• **Problem to solve**
Drop the pictures, then extract the listing word for word.

-.-.-

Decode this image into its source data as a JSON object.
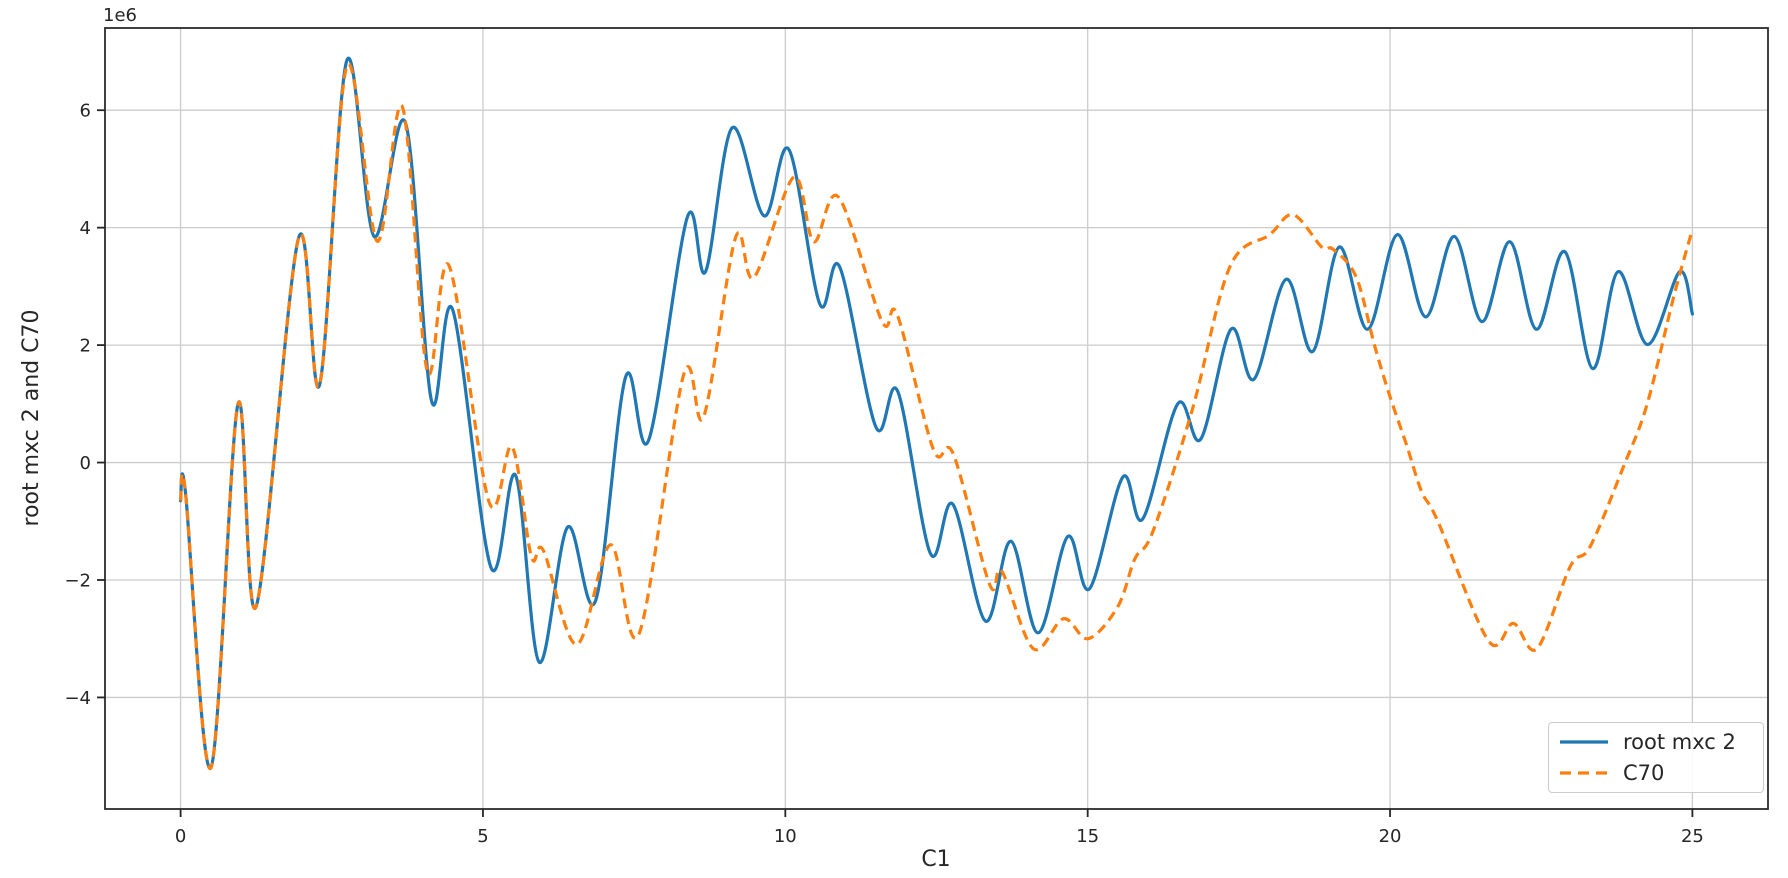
{
  "figure": {
    "background": "#ffffff",
    "offset_label": "1e6"
  },
  "chart_data": {
    "type": "line",
    "title": "",
    "xlabel": "C1",
    "ylabel": "root mxc 2 and C70",
    "y_offset_label": "1e6",
    "value_unit": 1000000,
    "xlim": [
      -1.25,
      26.25
    ],
    "ylim": [
      -5.9,
      7.4
    ],
    "grid": true,
    "grid_color": "#cccccc",
    "axis_color": "#262626",
    "legend_position": "lower right",
    "x_ticks": [
      {
        "value": 0,
        "label": "0"
      },
      {
        "value": 5,
        "label": "5"
      },
      {
        "value": 10,
        "label": "10"
      },
      {
        "value": 15,
        "label": "15"
      },
      {
        "value": 20,
        "label": "20"
      },
      {
        "value": 25,
        "label": "25"
      }
    ],
    "y_ticks": [
      {
        "value": 6,
        "label": "6"
      },
      {
        "value": 4,
        "label": "4"
      },
      {
        "value": 2,
        "label": "2"
      },
      {
        "value": 0,
        "label": "0"
      },
      {
        "value": -2,
        "label": "−2"
      },
      {
        "value": -4,
        "label": "−4"
      }
    ],
    "series": [
      {
        "name": "root mxc 2",
        "color": "#1f77b4",
        "style": "solid",
        "line_width": 3.2,
        "points": [
          [
            0,
            -0.65
          ],
          [
            0.08,
            -0.5
          ],
          [
            0.5,
            -5.2
          ],
          [
            0.95,
            1.0
          ],
          [
            1.25,
            -2.45
          ],
          [
            1.95,
            3.82
          ],
          [
            2.3,
            1.33
          ],
          [
            2.75,
            6.85
          ],
          [
            3.2,
            3.85
          ],
          [
            3.72,
            5.78
          ],
          [
            4.15,
            1.05
          ],
          [
            4.5,
            2.6
          ],
          [
            5.13,
            -1.78
          ],
          [
            5.54,
            -0.22
          ],
          [
            5.93,
            -3.4
          ],
          [
            6.4,
            -1.1
          ],
          [
            6.86,
            -2.36
          ],
          [
            7.36,
            1.46
          ],
          [
            7.74,
            0.38
          ],
          [
            8.38,
            4.18
          ],
          [
            8.68,
            3.25
          ],
          [
            9.12,
            5.7
          ],
          [
            9.65,
            4.2
          ],
          [
            10.06,
            5.33
          ],
          [
            10.57,
            2.7
          ],
          [
            10.9,
            3.33
          ],
          [
            11.5,
            0.6
          ],
          [
            11.86,
            1.21
          ],
          [
            12.4,
            -1.55
          ],
          [
            12.77,
            -0.71
          ],
          [
            13.31,
            -2.7
          ],
          [
            13.73,
            -1.34
          ],
          [
            14.18,
            -2.9
          ],
          [
            14.67,
            -1.26
          ],
          [
            15.03,
            -2.15
          ],
          [
            15.58,
            -0.25
          ],
          [
            15.91,
            -0.96
          ],
          [
            16.49,
            1.0
          ],
          [
            16.87,
            0.4
          ],
          [
            17.37,
            2.27
          ],
          [
            17.75,
            1.42
          ],
          [
            18.28,
            3.12
          ],
          [
            18.72,
            1.89
          ],
          [
            19.16,
            3.67
          ],
          [
            19.63,
            2.27
          ],
          [
            20.12,
            3.88
          ],
          [
            20.59,
            2.48
          ],
          [
            21.06,
            3.85
          ],
          [
            21.52,
            2.4
          ],
          [
            21.98,
            3.76
          ],
          [
            22.42,
            2.27
          ],
          [
            22.89,
            3.59
          ],
          [
            23.35,
            1.6
          ],
          [
            23.77,
            3.25
          ],
          [
            24.26,
            2.01
          ],
          [
            24.79,
            3.25
          ],
          [
            25,
            2.53
          ]
        ]
      },
      {
        "name": "C70",
        "color": "#ff7f0e",
        "style": "dashed",
        "line_width": 3.2,
        "points": [
          [
            0,
            -0.65
          ],
          [
            0.08,
            -0.5
          ],
          [
            0.5,
            -5.2
          ],
          [
            0.95,
            1.0
          ],
          [
            1.25,
            -2.45
          ],
          [
            1.95,
            3.82
          ],
          [
            2.3,
            1.33
          ],
          [
            2.75,
            6.75
          ],
          [
            3.25,
            3.77
          ],
          [
            3.67,
            6.05
          ],
          [
            4.08,
            1.55
          ],
          [
            4.44,
            3.35
          ],
          [
            5.1,
            -0.67
          ],
          [
            5.48,
            0.27
          ],
          [
            5.8,
            -1.6
          ],
          [
            6.0,
            -1.5
          ],
          [
            6.55,
            -3.1
          ],
          [
            7.11,
            -1.4
          ],
          [
            7.58,
            -2.92
          ],
          [
            8.32,
            1.5
          ],
          [
            8.65,
            0.78
          ],
          [
            9.18,
            3.84
          ],
          [
            9.48,
            3.15
          ],
          [
            10.14,
            4.86
          ],
          [
            10.47,
            3.76
          ],
          [
            10.88,
            4.52
          ],
          [
            11.6,
            2.4
          ],
          [
            11.85,
            2.52
          ],
          [
            12.45,
            0.22
          ],
          [
            12.78,
            0.14
          ],
          [
            13.38,
            -2.08
          ],
          [
            13.58,
            -1.85
          ],
          [
            14.1,
            -3.17
          ],
          [
            14.6,
            -2.66
          ],
          [
            15.01,
            -3.0
          ],
          [
            15.5,
            -2.45
          ],
          [
            15.78,
            -1.64
          ],
          [
            16.08,
            -1.17
          ],
          [
            16.73,
            0.9
          ],
          [
            17.35,
            3.33
          ],
          [
            18.01,
            3.88
          ],
          [
            18.4,
            4.22
          ],
          [
            18.87,
            3.67
          ],
          [
            19.06,
            3.63
          ],
          [
            19.44,
            3.16
          ],
          [
            19.75,
            1.97
          ],
          [
            20.0,
            1.12
          ],
          [
            20.27,
            0.31
          ],
          [
            20.52,
            -0.49
          ],
          [
            20.79,
            -1.0
          ],
          [
            21.63,
            -3.04
          ],
          [
            22.04,
            -2.74
          ],
          [
            22.43,
            -3.17
          ],
          [
            22.98,
            -1.77
          ],
          [
            23.31,
            -1.43
          ],
          [
            23.86,
            -0.07
          ],
          [
            24.25,
            0.99
          ],
          [
            24.69,
            2.82
          ],
          [
            25,
            3.97
          ]
        ]
      }
    ]
  },
  "legend": {
    "entries": [
      {
        "label": "root mxc 2"
      },
      {
        "label": "C70"
      }
    ]
  }
}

-.-.-

• **Solution**
Decode this image into its source data as a JSON object.
{
  "figure": {
    "background": "#ffffff",
    "offset_label": "1e6"
  },
  "chart_data": {
    "type": "line",
    "title": "",
    "xlabel": "C1",
    "ylabel": "root mxc 2 and C70",
    "y_offset_label": "1e6",
    "value_unit": 1000000,
    "xlim": [
      -1.25,
      26.25
    ],
    "ylim": [
      -5.9,
      7.4
    ],
    "grid": true,
    "grid_color": "#cccccc",
    "axis_color": "#262626",
    "legend_position": "lower right",
    "x_ticks": [
      {
        "value": 0,
        "label": "0"
      },
      {
        "value": 5,
        "label": "5"
      },
      {
        "value": 10,
        "label": "10"
      },
      {
        "value": 15,
        "label": "15"
      },
      {
        "value": 20,
        "label": "20"
      },
      {
        "value": 25,
        "label": "25"
      }
    ],
    "y_ticks": [
      {
        "value": 6,
        "label": "6"
      },
      {
        "value": 4,
        "label": "4"
      },
      {
        "value": 2,
        "label": "2"
      },
      {
        "value": 0,
        "label": "0"
      },
      {
        "value": -2,
        "label": "−2"
      },
      {
        "value": -4,
        "label": "−4"
      }
    ],
    "series": [
      {
        "name": "root mxc 2",
        "color": "#1f77b4",
        "style": "solid",
        "line_width": 3.2,
        "points": [
          [
            0,
            -0.65
          ],
          [
            0.08,
            -0.5
          ],
          [
            0.5,
            -5.2
          ],
          [
            0.95,
            1.0
          ],
          [
            1.25,
            -2.45
          ],
          [
            1.95,
            3.82
          ],
          [
            2.3,
            1.33
          ],
          [
            2.75,
            6.85
          ],
          [
            3.2,
            3.85
          ],
          [
            3.72,
            5.78
          ],
          [
            4.15,
            1.05
          ],
          [
            4.5,
            2.6
          ],
          [
            5.13,
            -1.78
          ],
          [
            5.54,
            -0.22
          ],
          [
            5.93,
            -3.4
          ],
          [
            6.4,
            -1.1
          ],
          [
            6.86,
            -2.36
          ],
          [
            7.36,
            1.46
          ],
          [
            7.74,
            0.38
          ],
          [
            8.38,
            4.18
          ],
          [
            8.68,
            3.25
          ],
          [
            9.12,
            5.7
          ],
          [
            9.65,
            4.2
          ],
          [
            10.06,
            5.33
          ],
          [
            10.57,
            2.7
          ],
          [
            10.9,
            3.33
          ],
          [
            11.5,
            0.6
          ],
          [
            11.86,
            1.21
          ],
          [
            12.4,
            -1.55
          ],
          [
            12.77,
            -0.71
          ],
          [
            13.31,
            -2.7
          ],
          [
            13.73,
            -1.34
          ],
          [
            14.18,
            -2.9
          ],
          [
            14.67,
            -1.26
          ],
          [
            15.03,
            -2.15
          ],
          [
            15.58,
            -0.25
          ],
          [
            15.91,
            -0.96
          ],
          [
            16.49,
            1.0
          ],
          [
            16.87,
            0.4
          ],
          [
            17.37,
            2.27
          ],
          [
            17.75,
            1.42
          ],
          [
            18.28,
            3.12
          ],
          [
            18.72,
            1.89
          ],
          [
            19.16,
            3.67
          ],
          [
            19.63,
            2.27
          ],
          [
            20.12,
            3.88
          ],
          [
            20.59,
            2.48
          ],
          [
            21.06,
            3.85
          ],
          [
            21.52,
            2.4
          ],
          [
            21.98,
            3.76
          ],
          [
            22.42,
            2.27
          ],
          [
            22.89,
            3.59
          ],
          [
            23.35,
            1.6
          ],
          [
            23.77,
            3.25
          ],
          [
            24.26,
            2.01
          ],
          [
            24.79,
            3.25
          ],
          [
            25,
            2.53
          ]
        ]
      },
      {
        "name": "C70",
        "color": "#ff7f0e",
        "style": "dashed",
        "line_width": 3.2,
        "points": [
          [
            0,
            -0.65
          ],
          [
            0.08,
            -0.5
          ],
          [
            0.5,
            -5.2
          ],
          [
            0.95,
            1.0
          ],
          [
            1.25,
            -2.45
          ],
          [
            1.95,
            3.82
          ],
          [
            2.3,
            1.33
          ],
          [
            2.75,
            6.75
          ],
          [
            3.25,
            3.77
          ],
          [
            3.67,
            6.05
          ],
          [
            4.08,
            1.55
          ],
          [
            4.44,
            3.35
          ],
          [
            5.1,
            -0.67
          ],
          [
            5.48,
            0.27
          ],
          [
            5.8,
            -1.6
          ],
          [
            6.0,
            -1.5
          ],
          [
            6.55,
            -3.1
          ],
          [
            7.11,
            -1.4
          ],
          [
            7.58,
            -2.92
          ],
          [
            8.32,
            1.5
          ],
          [
            8.65,
            0.78
          ],
          [
            9.18,
            3.84
          ],
          [
            9.48,
            3.15
          ],
          [
            10.14,
            4.86
          ],
          [
            10.47,
            3.76
          ],
          [
            10.88,
            4.52
          ],
          [
            11.6,
            2.4
          ],
          [
            11.85,
            2.52
          ],
          [
            12.45,
            0.22
          ],
          [
            12.78,
            0.14
          ],
          [
            13.38,
            -2.08
          ],
          [
            13.58,
            -1.85
          ],
          [
            14.1,
            -3.17
          ],
          [
            14.6,
            -2.66
          ],
          [
            15.01,
            -3.0
          ],
          [
            15.5,
            -2.45
          ],
          [
            15.78,
            -1.64
          ],
          [
            16.08,
            -1.17
          ],
          [
            16.73,
            0.9
          ],
          [
            17.35,
            3.33
          ],
          [
            18.01,
            3.88
          ],
          [
            18.4,
            4.22
          ],
          [
            18.87,
            3.67
          ],
          [
            19.06,
            3.63
          ],
          [
            19.44,
            3.16
          ],
          [
            19.75,
            1.97
          ],
          [
            20.0,
            1.12
          ],
          [
            20.27,
            0.31
          ],
          [
            20.52,
            -0.49
          ],
          [
            20.79,
            -1.0
          ],
          [
            21.63,
            -3.04
          ],
          [
            22.04,
            -2.74
          ],
          [
            22.43,
            -3.17
          ],
          [
            22.98,
            -1.77
          ],
          [
            23.31,
            -1.43
          ],
          [
            23.86,
            -0.07
          ],
          [
            24.25,
            0.99
          ],
          [
            24.69,
            2.82
          ],
          [
            25,
            3.97
          ]
        ]
      }
    ]
  },
  "legend": {
    "entries": [
      {
        "label": "root mxc 2"
      },
      {
        "label": "C70"
      }
    ]
  }
}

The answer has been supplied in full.